TASK PROMPT →
Using the listing below, copy every line that mentions "same".

================

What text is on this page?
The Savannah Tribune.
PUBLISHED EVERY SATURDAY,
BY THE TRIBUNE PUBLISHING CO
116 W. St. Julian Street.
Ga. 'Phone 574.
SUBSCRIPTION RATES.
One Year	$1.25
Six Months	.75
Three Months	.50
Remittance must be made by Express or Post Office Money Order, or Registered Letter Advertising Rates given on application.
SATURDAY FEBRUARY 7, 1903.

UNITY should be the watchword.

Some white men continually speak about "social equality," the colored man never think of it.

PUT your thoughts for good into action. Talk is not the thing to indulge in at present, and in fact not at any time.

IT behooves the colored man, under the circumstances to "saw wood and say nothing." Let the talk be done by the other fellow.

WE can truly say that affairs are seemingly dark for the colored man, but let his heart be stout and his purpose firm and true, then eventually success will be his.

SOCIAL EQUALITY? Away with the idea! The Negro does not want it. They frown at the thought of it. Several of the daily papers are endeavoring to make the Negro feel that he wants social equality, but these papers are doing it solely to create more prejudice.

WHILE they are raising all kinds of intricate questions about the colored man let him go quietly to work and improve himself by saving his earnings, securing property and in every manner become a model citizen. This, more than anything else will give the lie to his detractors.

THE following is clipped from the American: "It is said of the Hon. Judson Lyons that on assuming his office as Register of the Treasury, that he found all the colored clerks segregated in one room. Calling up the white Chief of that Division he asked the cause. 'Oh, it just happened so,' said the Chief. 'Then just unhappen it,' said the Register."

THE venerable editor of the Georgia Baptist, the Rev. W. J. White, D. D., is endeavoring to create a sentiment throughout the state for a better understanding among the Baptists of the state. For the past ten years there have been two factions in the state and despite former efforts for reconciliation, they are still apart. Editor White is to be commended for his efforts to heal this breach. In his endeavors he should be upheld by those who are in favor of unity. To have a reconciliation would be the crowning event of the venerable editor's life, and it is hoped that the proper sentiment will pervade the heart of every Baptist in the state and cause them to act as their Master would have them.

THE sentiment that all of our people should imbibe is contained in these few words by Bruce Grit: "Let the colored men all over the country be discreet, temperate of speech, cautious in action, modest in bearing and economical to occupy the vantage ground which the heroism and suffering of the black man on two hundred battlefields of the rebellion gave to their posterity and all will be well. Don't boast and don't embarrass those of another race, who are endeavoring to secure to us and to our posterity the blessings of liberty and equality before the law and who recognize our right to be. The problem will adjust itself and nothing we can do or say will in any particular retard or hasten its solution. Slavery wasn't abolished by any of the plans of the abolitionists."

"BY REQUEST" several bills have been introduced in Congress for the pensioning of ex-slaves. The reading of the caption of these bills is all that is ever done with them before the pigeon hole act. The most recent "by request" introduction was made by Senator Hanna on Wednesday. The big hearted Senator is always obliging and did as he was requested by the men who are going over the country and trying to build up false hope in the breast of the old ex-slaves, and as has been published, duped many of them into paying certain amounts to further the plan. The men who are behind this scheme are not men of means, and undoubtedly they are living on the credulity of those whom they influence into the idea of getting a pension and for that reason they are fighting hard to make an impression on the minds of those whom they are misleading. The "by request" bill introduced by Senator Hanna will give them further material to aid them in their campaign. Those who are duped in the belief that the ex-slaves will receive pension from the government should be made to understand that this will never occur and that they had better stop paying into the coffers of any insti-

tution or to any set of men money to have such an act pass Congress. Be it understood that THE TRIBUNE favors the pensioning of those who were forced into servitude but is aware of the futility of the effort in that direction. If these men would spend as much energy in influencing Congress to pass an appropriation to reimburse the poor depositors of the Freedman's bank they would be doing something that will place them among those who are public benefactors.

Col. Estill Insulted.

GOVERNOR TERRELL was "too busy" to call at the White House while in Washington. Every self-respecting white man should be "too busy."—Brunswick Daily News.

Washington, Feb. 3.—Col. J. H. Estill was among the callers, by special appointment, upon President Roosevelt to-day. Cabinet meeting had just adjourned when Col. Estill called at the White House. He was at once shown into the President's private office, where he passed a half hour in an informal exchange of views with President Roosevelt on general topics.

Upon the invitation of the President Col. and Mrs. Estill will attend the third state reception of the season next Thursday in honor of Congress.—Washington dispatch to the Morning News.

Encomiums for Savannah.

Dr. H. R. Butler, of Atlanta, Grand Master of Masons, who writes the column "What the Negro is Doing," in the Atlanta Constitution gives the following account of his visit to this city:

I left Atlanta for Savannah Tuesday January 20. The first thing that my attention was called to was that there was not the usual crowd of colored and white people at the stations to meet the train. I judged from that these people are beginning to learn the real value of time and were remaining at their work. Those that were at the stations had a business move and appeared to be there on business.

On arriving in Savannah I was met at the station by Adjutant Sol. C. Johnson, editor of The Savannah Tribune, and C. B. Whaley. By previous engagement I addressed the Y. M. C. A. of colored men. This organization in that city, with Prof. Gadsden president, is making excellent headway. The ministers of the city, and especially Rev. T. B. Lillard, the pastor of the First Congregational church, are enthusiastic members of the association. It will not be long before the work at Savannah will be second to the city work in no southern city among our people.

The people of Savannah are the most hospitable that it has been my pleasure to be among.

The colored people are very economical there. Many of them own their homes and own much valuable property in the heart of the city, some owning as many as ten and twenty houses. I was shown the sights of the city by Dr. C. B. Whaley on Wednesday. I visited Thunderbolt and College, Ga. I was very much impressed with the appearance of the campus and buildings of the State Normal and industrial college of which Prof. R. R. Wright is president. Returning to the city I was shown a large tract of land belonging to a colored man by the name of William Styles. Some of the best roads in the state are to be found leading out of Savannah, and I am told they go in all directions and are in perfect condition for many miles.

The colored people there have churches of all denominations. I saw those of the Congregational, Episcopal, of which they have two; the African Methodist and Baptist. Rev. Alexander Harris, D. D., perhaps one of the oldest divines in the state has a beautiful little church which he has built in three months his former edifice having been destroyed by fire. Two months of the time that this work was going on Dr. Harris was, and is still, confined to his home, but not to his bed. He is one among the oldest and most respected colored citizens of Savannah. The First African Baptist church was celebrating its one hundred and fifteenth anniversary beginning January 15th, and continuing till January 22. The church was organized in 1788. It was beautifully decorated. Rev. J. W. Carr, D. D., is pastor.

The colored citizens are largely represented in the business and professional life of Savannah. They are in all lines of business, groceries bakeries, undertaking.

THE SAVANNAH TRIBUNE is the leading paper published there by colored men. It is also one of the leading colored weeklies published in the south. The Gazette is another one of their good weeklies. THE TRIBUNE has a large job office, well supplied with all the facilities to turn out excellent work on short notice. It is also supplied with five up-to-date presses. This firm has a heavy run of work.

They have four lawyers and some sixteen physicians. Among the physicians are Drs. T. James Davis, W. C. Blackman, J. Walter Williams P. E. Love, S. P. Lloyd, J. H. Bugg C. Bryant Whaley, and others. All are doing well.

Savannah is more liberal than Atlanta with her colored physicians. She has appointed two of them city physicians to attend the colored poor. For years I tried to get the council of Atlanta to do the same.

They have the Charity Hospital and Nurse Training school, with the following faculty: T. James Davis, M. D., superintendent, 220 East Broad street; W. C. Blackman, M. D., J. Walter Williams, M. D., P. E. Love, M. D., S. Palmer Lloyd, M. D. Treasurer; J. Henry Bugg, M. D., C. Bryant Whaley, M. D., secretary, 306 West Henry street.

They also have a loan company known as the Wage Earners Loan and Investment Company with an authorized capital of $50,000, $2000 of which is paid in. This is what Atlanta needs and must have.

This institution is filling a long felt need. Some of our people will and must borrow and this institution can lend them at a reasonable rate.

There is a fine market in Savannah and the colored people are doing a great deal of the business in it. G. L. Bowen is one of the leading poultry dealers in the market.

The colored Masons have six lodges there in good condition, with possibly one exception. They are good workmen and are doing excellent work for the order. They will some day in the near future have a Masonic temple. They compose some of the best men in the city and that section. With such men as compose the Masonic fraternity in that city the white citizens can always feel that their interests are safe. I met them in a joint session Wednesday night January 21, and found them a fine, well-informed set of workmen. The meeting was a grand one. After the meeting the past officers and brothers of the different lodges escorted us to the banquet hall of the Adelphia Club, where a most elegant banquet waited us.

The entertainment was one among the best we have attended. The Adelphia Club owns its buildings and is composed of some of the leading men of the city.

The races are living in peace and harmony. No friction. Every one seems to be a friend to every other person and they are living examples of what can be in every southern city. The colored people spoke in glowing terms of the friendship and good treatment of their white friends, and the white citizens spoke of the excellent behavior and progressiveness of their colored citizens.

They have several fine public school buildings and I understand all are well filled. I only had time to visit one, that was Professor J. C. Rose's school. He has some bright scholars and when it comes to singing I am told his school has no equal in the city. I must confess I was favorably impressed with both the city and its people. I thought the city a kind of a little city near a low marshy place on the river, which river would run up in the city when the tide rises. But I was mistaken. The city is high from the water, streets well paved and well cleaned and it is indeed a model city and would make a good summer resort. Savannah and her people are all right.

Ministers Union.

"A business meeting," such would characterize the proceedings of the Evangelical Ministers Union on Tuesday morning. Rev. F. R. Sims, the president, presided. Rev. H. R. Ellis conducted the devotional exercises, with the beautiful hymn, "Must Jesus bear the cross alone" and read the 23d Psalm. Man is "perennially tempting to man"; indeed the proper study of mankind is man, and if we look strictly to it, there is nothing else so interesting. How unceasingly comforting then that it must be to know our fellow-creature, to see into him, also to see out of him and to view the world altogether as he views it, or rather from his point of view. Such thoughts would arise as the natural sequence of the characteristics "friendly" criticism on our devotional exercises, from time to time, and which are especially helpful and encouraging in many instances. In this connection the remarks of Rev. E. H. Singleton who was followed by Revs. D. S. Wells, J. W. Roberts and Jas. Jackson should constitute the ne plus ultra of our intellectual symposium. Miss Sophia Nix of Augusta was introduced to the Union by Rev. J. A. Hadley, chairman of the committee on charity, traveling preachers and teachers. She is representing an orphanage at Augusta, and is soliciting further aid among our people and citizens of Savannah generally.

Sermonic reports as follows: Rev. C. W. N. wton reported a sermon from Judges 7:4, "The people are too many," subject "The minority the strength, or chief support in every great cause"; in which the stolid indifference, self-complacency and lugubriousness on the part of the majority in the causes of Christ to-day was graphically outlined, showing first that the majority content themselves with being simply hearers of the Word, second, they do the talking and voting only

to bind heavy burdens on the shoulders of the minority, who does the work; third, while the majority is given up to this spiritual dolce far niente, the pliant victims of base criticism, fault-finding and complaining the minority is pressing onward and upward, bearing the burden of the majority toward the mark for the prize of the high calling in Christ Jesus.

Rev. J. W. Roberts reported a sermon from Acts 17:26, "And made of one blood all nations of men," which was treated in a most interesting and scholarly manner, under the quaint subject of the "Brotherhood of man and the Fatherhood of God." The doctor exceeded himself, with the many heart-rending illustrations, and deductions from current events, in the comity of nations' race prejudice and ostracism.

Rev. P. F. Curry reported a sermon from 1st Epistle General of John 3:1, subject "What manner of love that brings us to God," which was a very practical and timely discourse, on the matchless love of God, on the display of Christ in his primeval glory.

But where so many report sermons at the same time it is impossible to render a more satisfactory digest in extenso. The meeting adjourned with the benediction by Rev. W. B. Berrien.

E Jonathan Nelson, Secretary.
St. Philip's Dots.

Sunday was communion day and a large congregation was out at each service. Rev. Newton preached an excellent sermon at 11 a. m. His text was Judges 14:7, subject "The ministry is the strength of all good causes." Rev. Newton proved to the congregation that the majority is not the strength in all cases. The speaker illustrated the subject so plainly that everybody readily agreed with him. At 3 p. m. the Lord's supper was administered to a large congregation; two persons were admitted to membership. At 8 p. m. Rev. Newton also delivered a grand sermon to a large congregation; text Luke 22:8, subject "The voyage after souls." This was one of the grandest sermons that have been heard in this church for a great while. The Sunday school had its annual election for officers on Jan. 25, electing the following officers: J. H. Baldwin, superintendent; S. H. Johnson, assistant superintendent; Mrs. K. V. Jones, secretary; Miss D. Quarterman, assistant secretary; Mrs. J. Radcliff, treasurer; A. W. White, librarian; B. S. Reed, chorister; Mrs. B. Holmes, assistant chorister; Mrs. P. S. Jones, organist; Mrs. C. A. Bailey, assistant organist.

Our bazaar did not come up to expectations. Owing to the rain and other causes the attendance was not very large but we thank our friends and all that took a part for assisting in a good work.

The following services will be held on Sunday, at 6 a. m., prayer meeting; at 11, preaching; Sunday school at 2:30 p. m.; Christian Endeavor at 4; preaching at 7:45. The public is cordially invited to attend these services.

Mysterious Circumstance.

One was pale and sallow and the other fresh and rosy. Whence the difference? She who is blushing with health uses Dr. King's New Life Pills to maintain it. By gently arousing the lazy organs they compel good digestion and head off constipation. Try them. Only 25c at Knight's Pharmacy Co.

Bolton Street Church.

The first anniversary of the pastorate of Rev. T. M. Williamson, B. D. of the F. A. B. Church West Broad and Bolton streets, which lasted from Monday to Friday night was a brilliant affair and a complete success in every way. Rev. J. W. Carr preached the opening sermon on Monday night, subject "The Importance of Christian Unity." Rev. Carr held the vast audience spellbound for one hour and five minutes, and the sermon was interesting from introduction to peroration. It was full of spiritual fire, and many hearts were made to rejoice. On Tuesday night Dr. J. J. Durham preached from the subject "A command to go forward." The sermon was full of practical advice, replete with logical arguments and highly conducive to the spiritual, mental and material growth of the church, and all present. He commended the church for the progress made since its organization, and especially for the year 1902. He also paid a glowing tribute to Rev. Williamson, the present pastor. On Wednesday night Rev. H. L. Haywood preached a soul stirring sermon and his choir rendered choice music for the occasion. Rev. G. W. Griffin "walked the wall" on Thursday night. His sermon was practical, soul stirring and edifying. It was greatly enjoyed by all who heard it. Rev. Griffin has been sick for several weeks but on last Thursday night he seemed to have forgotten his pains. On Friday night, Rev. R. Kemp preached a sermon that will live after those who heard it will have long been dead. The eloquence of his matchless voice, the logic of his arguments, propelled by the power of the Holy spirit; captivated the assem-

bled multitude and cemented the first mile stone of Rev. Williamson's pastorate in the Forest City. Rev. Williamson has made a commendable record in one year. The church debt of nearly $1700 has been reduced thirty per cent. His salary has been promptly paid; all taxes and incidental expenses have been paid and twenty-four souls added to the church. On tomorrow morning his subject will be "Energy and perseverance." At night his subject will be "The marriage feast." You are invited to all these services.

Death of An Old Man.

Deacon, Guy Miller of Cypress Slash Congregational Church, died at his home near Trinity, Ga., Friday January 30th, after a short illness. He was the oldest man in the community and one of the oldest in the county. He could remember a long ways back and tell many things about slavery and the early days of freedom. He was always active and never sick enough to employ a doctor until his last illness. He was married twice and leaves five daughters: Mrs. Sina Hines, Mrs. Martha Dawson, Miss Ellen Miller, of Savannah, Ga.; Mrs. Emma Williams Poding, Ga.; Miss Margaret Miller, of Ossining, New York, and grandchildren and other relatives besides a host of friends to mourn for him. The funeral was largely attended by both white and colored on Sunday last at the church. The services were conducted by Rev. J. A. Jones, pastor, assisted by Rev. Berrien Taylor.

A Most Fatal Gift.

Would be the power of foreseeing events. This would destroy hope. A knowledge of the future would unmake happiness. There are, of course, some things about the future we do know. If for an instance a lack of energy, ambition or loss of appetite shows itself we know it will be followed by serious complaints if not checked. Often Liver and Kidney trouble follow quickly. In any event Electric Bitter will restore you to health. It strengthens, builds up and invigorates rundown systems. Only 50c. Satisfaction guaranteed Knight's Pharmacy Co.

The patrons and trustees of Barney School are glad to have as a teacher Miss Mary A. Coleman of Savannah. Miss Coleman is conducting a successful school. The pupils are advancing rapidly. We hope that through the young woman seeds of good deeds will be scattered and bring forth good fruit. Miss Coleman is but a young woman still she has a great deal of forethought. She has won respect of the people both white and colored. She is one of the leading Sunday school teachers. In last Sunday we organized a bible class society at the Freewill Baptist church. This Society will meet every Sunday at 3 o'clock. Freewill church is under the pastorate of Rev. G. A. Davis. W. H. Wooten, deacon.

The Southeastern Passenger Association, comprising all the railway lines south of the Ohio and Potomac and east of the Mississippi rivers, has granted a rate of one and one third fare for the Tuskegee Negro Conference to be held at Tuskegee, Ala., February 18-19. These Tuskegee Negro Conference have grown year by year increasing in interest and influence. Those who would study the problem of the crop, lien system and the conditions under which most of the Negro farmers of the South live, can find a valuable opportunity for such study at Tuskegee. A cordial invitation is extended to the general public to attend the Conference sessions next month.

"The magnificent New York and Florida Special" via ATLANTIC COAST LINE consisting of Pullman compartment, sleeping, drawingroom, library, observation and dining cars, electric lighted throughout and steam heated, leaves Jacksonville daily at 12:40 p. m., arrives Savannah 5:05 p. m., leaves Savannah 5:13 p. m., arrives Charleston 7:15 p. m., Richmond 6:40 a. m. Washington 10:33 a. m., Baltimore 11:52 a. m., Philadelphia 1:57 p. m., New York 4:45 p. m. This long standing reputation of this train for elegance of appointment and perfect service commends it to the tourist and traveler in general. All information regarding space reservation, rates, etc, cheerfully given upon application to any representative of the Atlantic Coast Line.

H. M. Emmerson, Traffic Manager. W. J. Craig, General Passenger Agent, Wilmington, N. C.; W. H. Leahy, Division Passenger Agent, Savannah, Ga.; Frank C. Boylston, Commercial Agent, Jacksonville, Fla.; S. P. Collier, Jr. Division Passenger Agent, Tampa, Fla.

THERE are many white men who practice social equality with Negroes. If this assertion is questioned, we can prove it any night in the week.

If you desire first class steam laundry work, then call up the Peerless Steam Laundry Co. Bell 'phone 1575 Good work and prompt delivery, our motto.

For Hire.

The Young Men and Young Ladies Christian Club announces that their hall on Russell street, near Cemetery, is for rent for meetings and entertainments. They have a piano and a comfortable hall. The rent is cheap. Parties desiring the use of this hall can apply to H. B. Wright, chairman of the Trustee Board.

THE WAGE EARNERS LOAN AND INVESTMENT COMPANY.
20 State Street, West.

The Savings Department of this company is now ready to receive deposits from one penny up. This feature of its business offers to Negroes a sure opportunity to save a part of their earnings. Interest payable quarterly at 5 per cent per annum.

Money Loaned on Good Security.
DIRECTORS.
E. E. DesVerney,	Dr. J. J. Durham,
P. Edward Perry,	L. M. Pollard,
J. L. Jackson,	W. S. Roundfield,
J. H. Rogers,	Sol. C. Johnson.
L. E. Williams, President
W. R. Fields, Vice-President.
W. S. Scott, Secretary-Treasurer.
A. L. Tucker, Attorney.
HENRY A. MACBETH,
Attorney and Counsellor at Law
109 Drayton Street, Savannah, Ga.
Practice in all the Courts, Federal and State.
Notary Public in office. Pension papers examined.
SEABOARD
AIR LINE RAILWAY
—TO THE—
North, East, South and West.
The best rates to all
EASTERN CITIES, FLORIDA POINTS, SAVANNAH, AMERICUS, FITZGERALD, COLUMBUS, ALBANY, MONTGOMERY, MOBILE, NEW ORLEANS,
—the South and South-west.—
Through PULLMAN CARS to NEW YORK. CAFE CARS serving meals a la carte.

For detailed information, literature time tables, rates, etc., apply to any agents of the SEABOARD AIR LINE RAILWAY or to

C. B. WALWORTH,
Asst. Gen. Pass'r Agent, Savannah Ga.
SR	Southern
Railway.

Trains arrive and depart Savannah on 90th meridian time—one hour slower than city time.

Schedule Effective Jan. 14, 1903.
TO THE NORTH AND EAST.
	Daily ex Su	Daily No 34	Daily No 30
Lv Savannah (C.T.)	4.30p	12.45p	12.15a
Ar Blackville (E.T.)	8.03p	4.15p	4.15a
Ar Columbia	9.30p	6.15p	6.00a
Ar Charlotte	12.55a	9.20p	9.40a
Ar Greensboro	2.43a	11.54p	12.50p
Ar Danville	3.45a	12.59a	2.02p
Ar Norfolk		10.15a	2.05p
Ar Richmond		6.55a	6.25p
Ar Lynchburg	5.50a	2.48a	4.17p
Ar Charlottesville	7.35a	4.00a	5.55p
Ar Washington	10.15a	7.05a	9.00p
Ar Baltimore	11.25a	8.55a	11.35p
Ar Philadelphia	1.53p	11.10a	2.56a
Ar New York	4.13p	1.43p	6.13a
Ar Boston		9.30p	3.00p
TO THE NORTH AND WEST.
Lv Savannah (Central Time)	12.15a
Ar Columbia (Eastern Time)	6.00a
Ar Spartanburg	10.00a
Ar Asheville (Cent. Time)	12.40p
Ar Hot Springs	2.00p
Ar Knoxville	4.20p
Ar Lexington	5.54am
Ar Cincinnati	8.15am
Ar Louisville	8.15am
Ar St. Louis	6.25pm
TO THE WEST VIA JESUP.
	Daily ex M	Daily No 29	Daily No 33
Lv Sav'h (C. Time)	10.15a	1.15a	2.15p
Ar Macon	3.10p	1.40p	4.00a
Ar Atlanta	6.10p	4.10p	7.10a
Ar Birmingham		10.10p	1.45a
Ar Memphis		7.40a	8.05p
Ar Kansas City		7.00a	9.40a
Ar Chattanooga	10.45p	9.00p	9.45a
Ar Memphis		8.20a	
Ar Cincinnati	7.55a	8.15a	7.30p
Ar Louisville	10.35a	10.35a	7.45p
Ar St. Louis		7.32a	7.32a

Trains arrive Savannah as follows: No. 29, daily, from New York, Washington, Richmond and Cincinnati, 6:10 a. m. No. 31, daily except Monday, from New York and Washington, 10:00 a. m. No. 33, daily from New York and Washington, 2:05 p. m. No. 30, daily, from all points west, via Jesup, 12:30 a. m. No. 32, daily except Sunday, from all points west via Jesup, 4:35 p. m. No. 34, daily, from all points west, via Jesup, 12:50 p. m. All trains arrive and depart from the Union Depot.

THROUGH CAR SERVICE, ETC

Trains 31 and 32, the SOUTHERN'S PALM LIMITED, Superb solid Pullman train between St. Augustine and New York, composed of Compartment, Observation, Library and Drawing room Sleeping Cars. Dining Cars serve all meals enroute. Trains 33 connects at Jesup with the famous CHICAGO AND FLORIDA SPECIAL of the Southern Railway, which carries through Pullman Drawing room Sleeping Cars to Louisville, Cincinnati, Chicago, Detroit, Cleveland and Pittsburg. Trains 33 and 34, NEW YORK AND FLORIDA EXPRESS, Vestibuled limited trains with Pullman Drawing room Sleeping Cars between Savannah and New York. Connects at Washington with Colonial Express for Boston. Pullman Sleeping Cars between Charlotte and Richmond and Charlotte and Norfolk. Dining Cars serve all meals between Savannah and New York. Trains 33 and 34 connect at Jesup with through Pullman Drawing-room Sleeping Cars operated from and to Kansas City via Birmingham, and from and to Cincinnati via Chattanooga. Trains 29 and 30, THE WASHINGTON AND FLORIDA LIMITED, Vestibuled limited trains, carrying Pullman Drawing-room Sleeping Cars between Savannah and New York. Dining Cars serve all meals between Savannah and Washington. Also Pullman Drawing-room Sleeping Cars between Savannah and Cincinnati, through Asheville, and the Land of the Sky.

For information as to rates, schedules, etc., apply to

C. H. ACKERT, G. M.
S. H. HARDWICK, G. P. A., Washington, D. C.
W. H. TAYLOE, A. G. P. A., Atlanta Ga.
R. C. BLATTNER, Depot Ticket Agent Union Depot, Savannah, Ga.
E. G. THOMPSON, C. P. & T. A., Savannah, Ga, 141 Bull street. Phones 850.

================

EXERCISE SOLUTION →
Savannah is more liberal than Atlanta with her colored physicians. She has appointed two of them city physicians to attend the colored poor. For years I tried to get the council of Atlanta to do the same.
But where so many report sermons at the same time it is impossible to render a more satisfactory digest in extenso. The meeting adjourned with the benediction by Rev. W. B. Berrien.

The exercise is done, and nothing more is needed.